++++ Supplied material
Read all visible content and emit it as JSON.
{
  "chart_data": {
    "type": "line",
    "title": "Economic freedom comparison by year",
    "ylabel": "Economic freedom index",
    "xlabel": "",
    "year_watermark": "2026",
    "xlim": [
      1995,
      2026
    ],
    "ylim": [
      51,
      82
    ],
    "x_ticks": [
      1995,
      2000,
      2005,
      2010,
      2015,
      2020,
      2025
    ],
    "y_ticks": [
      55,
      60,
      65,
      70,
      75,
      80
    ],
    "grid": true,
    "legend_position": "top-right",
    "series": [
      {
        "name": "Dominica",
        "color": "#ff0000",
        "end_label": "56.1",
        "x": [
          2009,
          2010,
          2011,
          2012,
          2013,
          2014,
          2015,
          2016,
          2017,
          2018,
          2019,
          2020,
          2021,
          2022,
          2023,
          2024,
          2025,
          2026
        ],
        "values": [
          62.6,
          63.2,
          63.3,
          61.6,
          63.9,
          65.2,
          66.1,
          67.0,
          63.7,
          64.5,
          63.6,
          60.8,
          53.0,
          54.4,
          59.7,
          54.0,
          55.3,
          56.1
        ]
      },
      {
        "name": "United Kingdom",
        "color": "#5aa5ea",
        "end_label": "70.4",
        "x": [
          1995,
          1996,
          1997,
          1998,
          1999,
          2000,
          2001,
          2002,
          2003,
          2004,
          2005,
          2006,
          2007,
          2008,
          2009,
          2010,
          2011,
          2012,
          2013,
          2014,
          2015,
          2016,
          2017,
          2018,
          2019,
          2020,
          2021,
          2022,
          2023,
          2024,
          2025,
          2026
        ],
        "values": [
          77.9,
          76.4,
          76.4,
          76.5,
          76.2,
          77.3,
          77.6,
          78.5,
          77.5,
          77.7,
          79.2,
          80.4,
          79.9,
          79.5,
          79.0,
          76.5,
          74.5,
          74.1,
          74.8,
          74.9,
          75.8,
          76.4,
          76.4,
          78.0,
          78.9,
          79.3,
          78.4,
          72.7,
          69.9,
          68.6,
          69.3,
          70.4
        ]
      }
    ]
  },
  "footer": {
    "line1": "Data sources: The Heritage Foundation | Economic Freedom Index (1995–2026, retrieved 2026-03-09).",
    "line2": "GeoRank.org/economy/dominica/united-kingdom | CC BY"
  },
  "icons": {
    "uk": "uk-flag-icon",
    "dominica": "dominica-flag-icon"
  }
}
++++++++
Your task: Exactly reproduce every line of the data above.

Reply:
Read all visible content and emit it as JSON.
{
  "chart_data": {
    "type": "line",
    "title": "Economic freedom comparison by year",
    "ylabel": "Economic freedom index",
    "xlabel": "",
    "year_watermark": "2026",
    "xlim": [
      1995,
      2026
    ],
    "ylim": [
      51,
      82
    ],
    "x_ticks": [
      1995,
      2000,
      2005,
      2010,
      2015,
      2020,
      2025
    ],
    "y_ticks": [
      55,
      60,
      65,
      70,
      75,
      80
    ],
    "grid": true,
    "legend_position": "top-right",
    "series": [
      {
        "name": "Dominica",
        "color": "#ff0000",
        "end_label": "56.1",
        "x": [
          2009,
          2010,
          2011,
          2012,
          2013,
          2014,
          2015,
          2016,
          2017,
          2018,
          2019,
          2020,
          2021,
          2022,
          2023,
          2024,
          2025,
          2026
        ],
        "values": [
          62.6,
          63.2,
          63.3,
          61.6,
          63.9,
          65.2,
          66.1,
          67.0,
          63.7,
          64.5,
          63.6,
          60.8,
          53.0,
          54.4,
          59.7,
          54.0,
          55.3,
          56.1
        ]
      },
      {
        "name": "United Kingdom",
        "color": "#5aa5ea",
        "end_label": "70.4",
        "x": [
          1995,
          1996,
          1997,
          1998,
          1999,
          2000,
          2001,
          2002,
          2003,
          2004,
          2005,
          2006,
          2007,
          2008,
          2009,
          2010,
          2011,
          2012,
          2013,
          2014,
          2015,
          2016,
          2017,
          2018,
          2019,
          2020,
          2021,
          2022,
          2023,
          2024,
          2025,
          2026
        ],
        "values": [
          77.9,
          76.4,
          76.4,
          76.5,
          76.2,
          77.3,
          77.6,
          78.5,
          77.5,
          77.7,
          79.2,
          80.4,
          79.9,
          79.5,
          79.0,
          76.5,
          74.5,
          74.1,
          74.8,
          74.9,
          75.8,
          76.4,
          76.4,
          78.0,
          78.9,
          79.3,
          78.4,
          72.7,
          69.9,
          68.6,
          69.3,
          70.4
        ]
      }
    ]
  },
  "footer": {
    "line1": "Data sources: The Heritage Foundation | Economic Freedom Index (1995–2026, retrieved 2026-03-09).",
    "line2": "GeoRank.org/economy/dominica/united-kingdom | CC BY"
  },
  "icons": {
    "uk": "uk-flag-icon",
    "dominica": "dominica-flag-icon"
  }
}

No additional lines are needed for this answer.